→ GOAL
Write out all of the entries exactly as given.

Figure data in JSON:
____

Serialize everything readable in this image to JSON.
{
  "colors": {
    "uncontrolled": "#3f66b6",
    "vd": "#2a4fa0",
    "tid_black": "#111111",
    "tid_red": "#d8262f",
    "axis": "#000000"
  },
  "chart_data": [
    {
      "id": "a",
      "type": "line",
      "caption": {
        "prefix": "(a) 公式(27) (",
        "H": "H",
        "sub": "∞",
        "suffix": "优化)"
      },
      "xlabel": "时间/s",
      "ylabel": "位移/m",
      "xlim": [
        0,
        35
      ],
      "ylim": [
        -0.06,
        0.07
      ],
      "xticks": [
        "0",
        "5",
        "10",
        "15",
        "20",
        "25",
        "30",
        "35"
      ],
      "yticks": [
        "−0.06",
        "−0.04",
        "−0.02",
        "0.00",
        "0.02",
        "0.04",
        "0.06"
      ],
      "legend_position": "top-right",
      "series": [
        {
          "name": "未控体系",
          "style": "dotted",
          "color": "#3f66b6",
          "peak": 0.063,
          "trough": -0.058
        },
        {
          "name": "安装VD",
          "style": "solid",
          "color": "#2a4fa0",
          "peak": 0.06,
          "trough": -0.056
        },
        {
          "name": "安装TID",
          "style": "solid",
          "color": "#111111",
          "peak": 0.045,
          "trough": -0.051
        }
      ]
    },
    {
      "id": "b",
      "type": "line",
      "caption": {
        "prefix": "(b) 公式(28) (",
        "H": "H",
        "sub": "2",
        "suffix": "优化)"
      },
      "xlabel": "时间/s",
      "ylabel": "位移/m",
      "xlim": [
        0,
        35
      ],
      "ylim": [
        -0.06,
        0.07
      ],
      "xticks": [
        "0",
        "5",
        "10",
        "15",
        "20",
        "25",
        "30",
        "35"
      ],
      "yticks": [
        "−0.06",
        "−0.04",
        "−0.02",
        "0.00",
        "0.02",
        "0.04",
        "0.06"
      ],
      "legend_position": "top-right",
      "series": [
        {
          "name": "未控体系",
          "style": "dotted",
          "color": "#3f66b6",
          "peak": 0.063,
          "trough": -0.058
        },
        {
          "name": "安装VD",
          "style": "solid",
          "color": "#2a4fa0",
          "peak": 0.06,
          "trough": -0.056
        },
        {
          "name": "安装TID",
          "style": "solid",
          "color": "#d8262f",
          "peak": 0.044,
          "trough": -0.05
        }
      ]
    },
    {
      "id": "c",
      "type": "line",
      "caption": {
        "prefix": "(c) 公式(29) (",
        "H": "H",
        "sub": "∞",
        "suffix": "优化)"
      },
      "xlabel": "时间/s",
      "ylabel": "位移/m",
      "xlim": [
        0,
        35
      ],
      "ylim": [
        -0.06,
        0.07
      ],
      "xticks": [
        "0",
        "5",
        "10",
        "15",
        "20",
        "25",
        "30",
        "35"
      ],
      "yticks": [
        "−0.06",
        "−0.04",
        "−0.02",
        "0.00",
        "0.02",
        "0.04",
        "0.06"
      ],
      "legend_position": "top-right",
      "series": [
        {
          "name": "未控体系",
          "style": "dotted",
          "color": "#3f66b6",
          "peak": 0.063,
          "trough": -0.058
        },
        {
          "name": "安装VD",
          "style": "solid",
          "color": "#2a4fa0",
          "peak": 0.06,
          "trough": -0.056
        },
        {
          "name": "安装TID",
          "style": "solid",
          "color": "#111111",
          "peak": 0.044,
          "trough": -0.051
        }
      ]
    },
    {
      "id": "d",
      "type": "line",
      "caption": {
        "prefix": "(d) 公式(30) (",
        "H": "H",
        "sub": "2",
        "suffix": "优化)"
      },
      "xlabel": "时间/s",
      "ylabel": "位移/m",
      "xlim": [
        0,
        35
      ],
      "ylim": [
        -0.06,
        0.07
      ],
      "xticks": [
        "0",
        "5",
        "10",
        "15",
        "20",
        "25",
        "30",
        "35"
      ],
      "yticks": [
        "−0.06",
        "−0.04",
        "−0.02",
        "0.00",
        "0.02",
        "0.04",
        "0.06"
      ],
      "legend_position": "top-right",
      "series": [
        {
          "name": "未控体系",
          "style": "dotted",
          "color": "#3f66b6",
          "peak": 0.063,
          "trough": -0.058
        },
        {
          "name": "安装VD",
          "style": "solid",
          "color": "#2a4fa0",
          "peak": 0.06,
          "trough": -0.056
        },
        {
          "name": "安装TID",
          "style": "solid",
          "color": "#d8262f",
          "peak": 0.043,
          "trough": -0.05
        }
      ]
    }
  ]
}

____

→ EXPECTED ANSWER
Serialize everything readable in this image to JSON.
{
  "colors": {
    "uncontrolled": "#3f66b6",
    "vd": "#2a4fa0",
    "tid_black": "#111111",
    "tid_red": "#d8262f",
    "axis": "#000000"
  },
  "chart_data": [
    {
      "id": "a",
      "type": "line",
      "caption": {
        "prefix": "(a) 公式(27) (",
        "H": "H",
        "sub": "∞",
        "suffix": "优化)"
      },
      "xlabel": "时间/s",
      "ylabel": "位移/m",
      "xlim": [
        0,
        35
      ],
      "ylim": [
        -0.06,
        0.07
      ],
      "xticks": [
        "0",
        "5",
        "10",
        "15",
        "20",
        "25",
        "30",
        "35"
      ],
      "yticks": [
        "−0.06",
        "−0.04",
        "−0.02",
        "0.00",
        "0.02",
        "0.04",
        "0.06"
      ],
      "legend_position": "top-right",
      "series": [
        {
          "name": "未控体系",
          "style": "dotted",
          "color": "#3f66b6",
          "peak": 0.063,
          "trough": -0.058
        },
        {
          "name": "安装VD",
          "style": "solid",
          "color": "#2a4fa0",
          "peak": 0.06,
          "trough": -0.056
        },
        {
          "name": "安装TID",
          "style": "solid",
          "color": "#111111",
          "peak": 0.045,
          "trough": -0.051
        }
      ]
    },
    {
      "id": "b",
      "type": "line",
      "caption": {
        "prefix": "(b) 公式(28) (",
        "H": "H",
        "sub": "2",
        "suffix": "优化)"
      },
      "xlabel": "时间/s",
      "ylabel": "位移/m",
      "xlim": [
        0,
        35
      ],
      "ylim": [
        -0.06,
        0.07
      ],
      "xticks": [
        "0",
        "5",
        "10",
        "15",
        "20",
        "25",
        "30",
        "35"
      ],
      "yticks": [
        "−0.06",
        "−0.04",
        "−0.02",
        "0.00",
        "0.02",
        "0.04",
        "0.06"
      ],
      "legend_position": "top-right",
      "series": [
        {
          "name": "未控体系",
          "style": "dotted",
          "color": "#3f66b6",
          "peak": 0.063,
          "trough": -0.058
        },
        {
          "name": "安装VD",
          "style": "solid",
          "color": "#2a4fa0",
          "peak": 0.06,
          "trough": -0.056
        },
        {
          "name": "安装TID",
          "style": "solid",
          "color": "#d8262f",
          "peak": 0.044,
          "trough": -0.05
        }
      ]
    },
    {
      "id": "c",
      "type": "line",
      "caption": {
        "prefix": "(c) 公式(29) (",
        "H": "H",
        "sub": "∞",
        "suffix": "优化)"
      },
      "xlabel": "时间/s",
      "ylabel": "位移/m",
      "xlim": [
        0,
        35
      ],
      "ylim": [
        -0.06,
        0.07
      ],
      "xticks": [
        "0",
        "5",
        "10",
        "15",
        "20",
        "25",
        "30",
        "35"
      ],
      "yticks": [
        "−0.06",
        "−0.04",
        "−0.02",
        "0.00",
        "0.02",
        "0.04",
        "0.06"
      ],
      "legend_position": "top-right",
      "series": [
        {
          "name": "未控体系",
          "style": "dotted",
          "color": "#3f66b6",
          "peak": 0.063,
          "trough": -0.058
        },
        {
          "name": "安装VD",
          "style": "solid",
          "color": "#2a4fa0",
          "peak": 0.06,
          "trough": -0.056
        },
        {
          "name": "安装TID",
          "style": "solid",
          "color": "#111111",
          "peak": 0.044,
          "trough": -0.051
        }
      ]
    },
    {
      "id": "d",
      "type": "line",
      "caption": {
        "prefix": "(d) 公式(30) (",
        "H": "H",
        "sub": "2",
        "suffix": "优化)"
      },
      "xlabel": "时间/s",
      "ylabel": "位移/m",
      "xlim": [
        0,
        35
      ],
      "ylim": [
        -0.06,
        0.07
      ],
      "xticks": [
        "0",
        "5",
        "10",
        "15",
        "20",
        "25",
        "30",
        "35"
      ],
      "yticks": [
        "−0.06",
        "−0.04",
        "−0.02",
        "0.00",
        "0.02",
        "0.04",
        "0.06"
      ],
      "legend_position": "top-right",
      "series": [
        {
          "name": "未控体系",
          "style": "dotted",
          "color": "#3f66b6",
          "peak": 0.063,
          "trough": -0.058
        },
        {
          "name": "安装VD",
          "style": "solid",
          "color": "#2a4fa0",
          "peak": 0.06,
          "trough": -0.056
        },
        {
          "name": "安装TID",
          "style": "solid",
          "color": "#d8262f",
          "peak": 0.043,
          "trough": -0.05
        }
      ]
    }
  ]
}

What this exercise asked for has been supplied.